**Task goal**
Set each entry down verbatim, omitting images.

**Items**

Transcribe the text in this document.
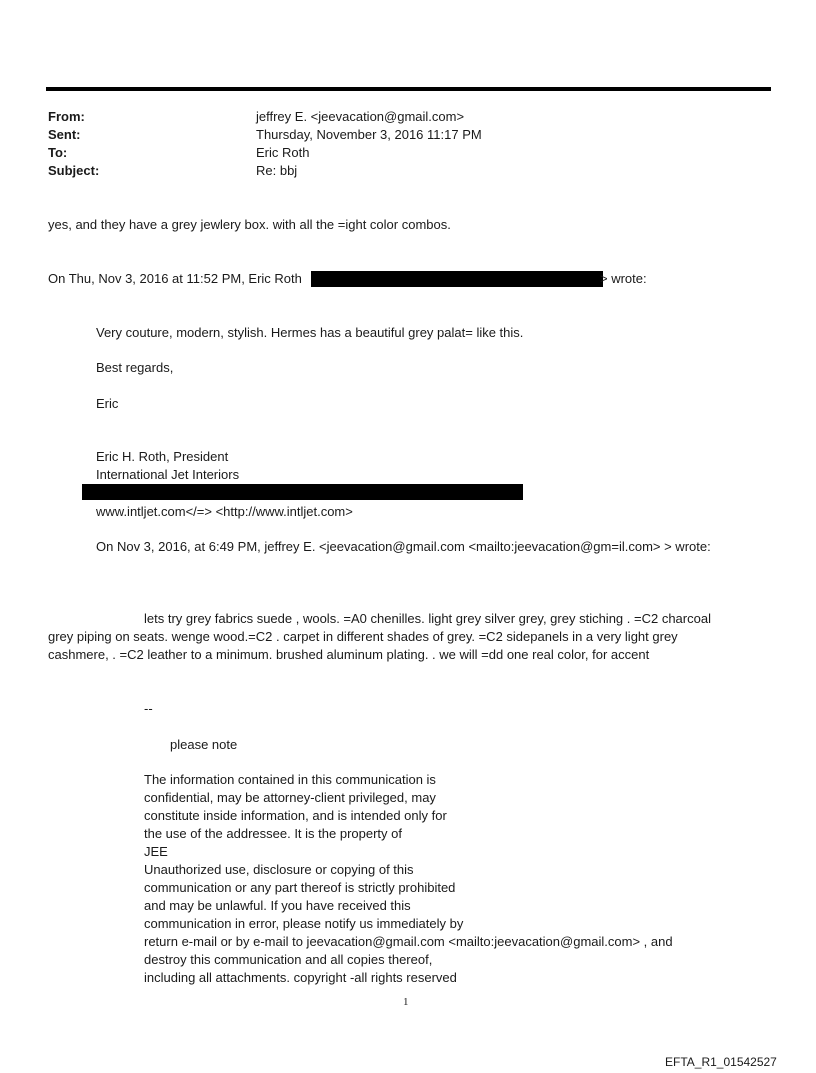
From:	jeffrey E. <jeevacation@gmail.com>
Sent:	Thursday, November 3, 2016 11:17 PM
To:	Eric Roth
Subject:	Re: bbj
yes, and they have a grey jewlery box. with all the =ight color combos.
On Thu, Nov 3, 2016 at 11:52 PM, Eric Roth	> wrote:
Very couture, modern, stylish. Hermes has a beautiful grey palat= like this.
Best regards,
Eric
Eric H. Roth, President
International Jet Interiors
www.intljet.com</=> <http://www.intljet.com>
On Nov 3, 2016, at 6:49 PM, jeffrey E. <jeevacation@gmail.com <mailto:jeevacation@gm=il.com> > wrote:
lets try grey fabrics suede , wools. =A0 chenilles. light grey silver grey, grey stiching . =C2 charcoal
grey piping on seats. wenge wood.=C2 . carpet in different shades of grey. =C2 sidepanels in a very light grey
cashmere, . =C2 leather to a minimum. brushed aluminum plating. . we will =dd one real color, for accent
--
please note
The information contained in this communication is
confidential, may be attorney-client privileged, may
constitute inside information, and is intended only for
the use of the addressee. It is the property of
JEE
Unauthorized use, disclosure or copying of this
communication or any part thereof is strictly prohibited
and may be unlawful. If you have received this
communication in error, please notify us immediately by
return e-mail or by e-mail to jeevacation@gmail.com <mailto:jeevacation@gmail.com> , and
destroy this communication and all copies thereof,
including all attachments. copyright -all rights reserved
1
EFTA_R1_01542527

**Exercise response**
Transcribe the text in this document.
From:	jeffrey E. <jeevacation@gmail.com>
Sent:	Thursday, November 3, 2016 11:17 PM
To:	Eric Roth
Subject:	Re: bbj
yes, and they have a grey jewlery box. with all the =ight color combos.
On Thu, Nov 3, 2016 at 11:52 PM, Eric Roth	> wrote:
Very couture, modern, stylish. Hermes has a beautiful grey palat= like this.
Best regards,
Eric
Eric H. Roth, President
International Jet Interiors
www.intljet.com</=> <http://www.intljet.com>
On Nov 3, 2016, at 6:49 PM, jeffrey E. <jeevacation@gmail.com <mailto:jeevacation@gm=il.com> > wrote:
lets try grey fabrics suede , wools. =A0 chenilles. light grey silver grey, grey stiching . =C2 charcoal
grey piping on seats. wenge wood.=C2 . carpet in different shades of grey. =C2 sidepanels in a very light grey
cashmere, . =C2 leather to a minimum. brushed aluminum plating. . we will =dd one real color, for accent
--
please note
The information contained in this communication is
confidential, may be attorney-client privileged, may
constitute inside information, and is intended only for
the use of the addressee. It is the property of
JEE
Unauthorized use, disclosure or copying of this
communication or any part thereof is strictly prohibited
and may be unlawful. If you have received this
communication in error, please notify us immediately by
return e-mail or by e-mail to jeevacation@gmail.com <mailto:jeevacation@gmail.com> , and
destroy this communication and all copies thereof,
including all attachments. copyright -all rights reserved
1
EFTA_R1_01542527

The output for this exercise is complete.